• _Task brief_
Edit the data below by replacing "Frequency" with "Count" and keep every other line the same. Leave the pictures out of your answer.

(Some data)
▬▬▬▬▬▬

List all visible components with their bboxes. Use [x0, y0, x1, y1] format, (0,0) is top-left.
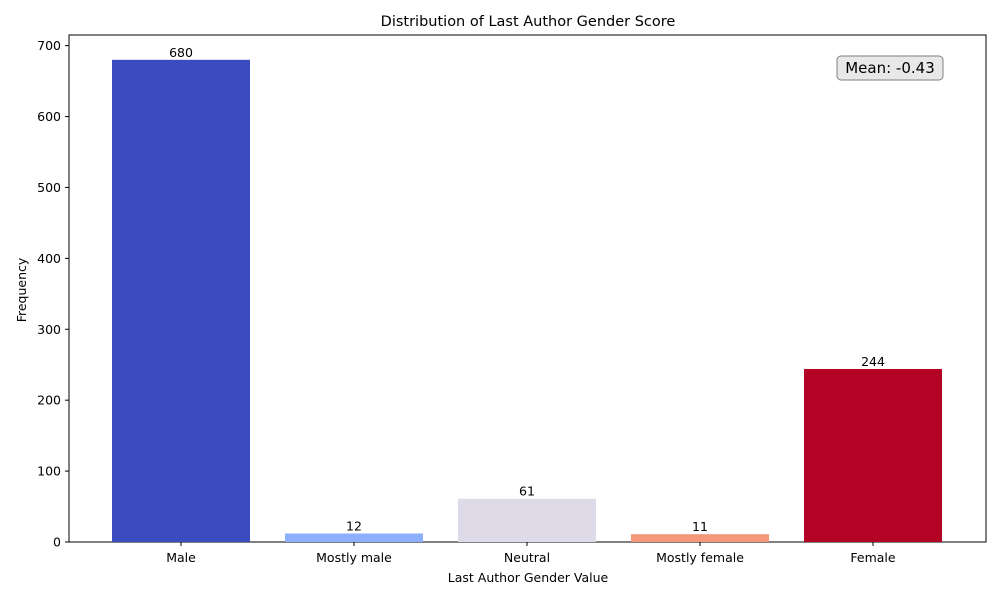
y-tick-label: 100: [37, 464, 61, 479]
mean-annotation-text: Mean: -0.43: [845, 59, 935, 77]
y-tick-label: 0: [53, 535, 61, 550]
y-tick-label: 400: [37, 251, 61, 266]
bar-mostly-female: [631, 534, 769, 542]
x-tick-label: Mostly female: [656, 550, 744, 565]
y-tick-label: 200: [37, 393, 61, 408]
bar-male: [112, 59, 250, 543]
x-tick-label: Neutral: [504, 550, 550, 565]
mean-annotation-box: [836, 55, 944, 81]
bars-group: [112, 59, 942, 543]
y-tick-label: 300: [37, 322, 61, 337]
y-tick-label: 700: [37, 38, 61, 53]
y-tick-label: 500: [37, 180, 61, 195]
x-axis-label: Last Author Gender Value: [448, 570, 609, 585]
bar-mostly-male: [285, 533, 423, 542]
bar-neutral: [458, 498, 596, 542]
x-tick-label: Male: [166, 550, 196, 565]
bar-value-label: 680: [169, 45, 193, 60]
bar-value-label: 11: [692, 519, 708, 534]
bar-value-label: 61: [519, 484, 535, 499]
chart-title: Distribution of Last Author Gender Score: [381, 14, 676, 30]
y-axis-label: Frequency: [14, 257, 29, 322]
x-tick-label: Female: [850, 550, 896, 565]
mean-annotation: Mean: -0.43: [836, 55, 944, 81]
bar-value-label: 12: [346, 518, 362, 533]
bar-female: [804, 368, 942, 542]
x-axis: Male Mostly male Neutral Mostly female Femal…: [166, 542, 896, 565]
y-tick-label: 600: [37, 109, 61, 124]
y-axis: 0 100 200 300 400 500 600 700: [37, 38, 69, 550]
bar-labels-group: 680 12 61 11 244: [169, 45, 885, 534]
x-tick-label: Mostly male: [316, 550, 392, 565]
bar-value-label: 244: [861, 354, 885, 369]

▬▬▬▬▬▬

• _Response below_
List all visible components with their bboxes. Use [x0, y0, x1, y1] format, (0,0) is top-left.
y-tick-label: 100: [37, 464, 61, 479]
mean-annotation-text: Mean: -0.43: [845, 59, 935, 77]
y-tick-label: 0: [53, 535, 61, 550]
y-tick-label: 400: [37, 251, 61, 266]
bar-mostly-female: [631, 534, 769, 542]
x-tick-label: Mostly female: [656, 550, 744, 565]
y-tick-label: 200: [37, 393, 61, 408]
bar-male: [112, 59, 250, 543]
x-tick-label: Neutral: [504, 550, 550, 565]
mean-annotation-box: [836, 55, 944, 81]
bars-group: [112, 59, 942, 543]
y-tick-label: 300: [37, 322, 61, 337]
y-tick-label: 700: [37, 38, 61, 53]
y-tick-label: 500: [37, 180, 61, 195]
x-axis-label: Last Author Gender Value: [448, 570, 609, 585]
bar-mostly-male: [285, 533, 423, 542]
bar-neutral: [458, 498, 596, 542]
x-tick-label: Male: [166, 550, 196, 565]
bar-value-label: 680: [169, 45, 193, 60]
bar-value-label: 11: [692, 519, 708, 534]
bar-value-label: 61: [519, 484, 535, 499]
chart-title: Distribution of Last Author Gender Score: [381, 14, 676, 30]
y-axis-label: Count: [14, 257, 29, 322]
x-tick-label: Female: [850, 550, 896, 565]
mean-annotation: Mean: -0.43: [836, 55, 944, 81]
bar-value-label: 12: [346, 518, 362, 533]
bar-female: [804, 368, 942, 542]
x-axis: Male Mostly male Neutral Mostly female Femal…: [166, 542, 896, 565]
y-tick-label: 600: [37, 109, 61, 124]
y-axis: 0 100 200 300 400 500 600 700: [37, 38, 69, 550]
bar-labels-group: 680 12 61 11 244: [169, 45, 885, 534]
x-tick-label: Mostly male: [316, 550, 392, 565]
bar-value-label: 244: [861, 354, 885, 369]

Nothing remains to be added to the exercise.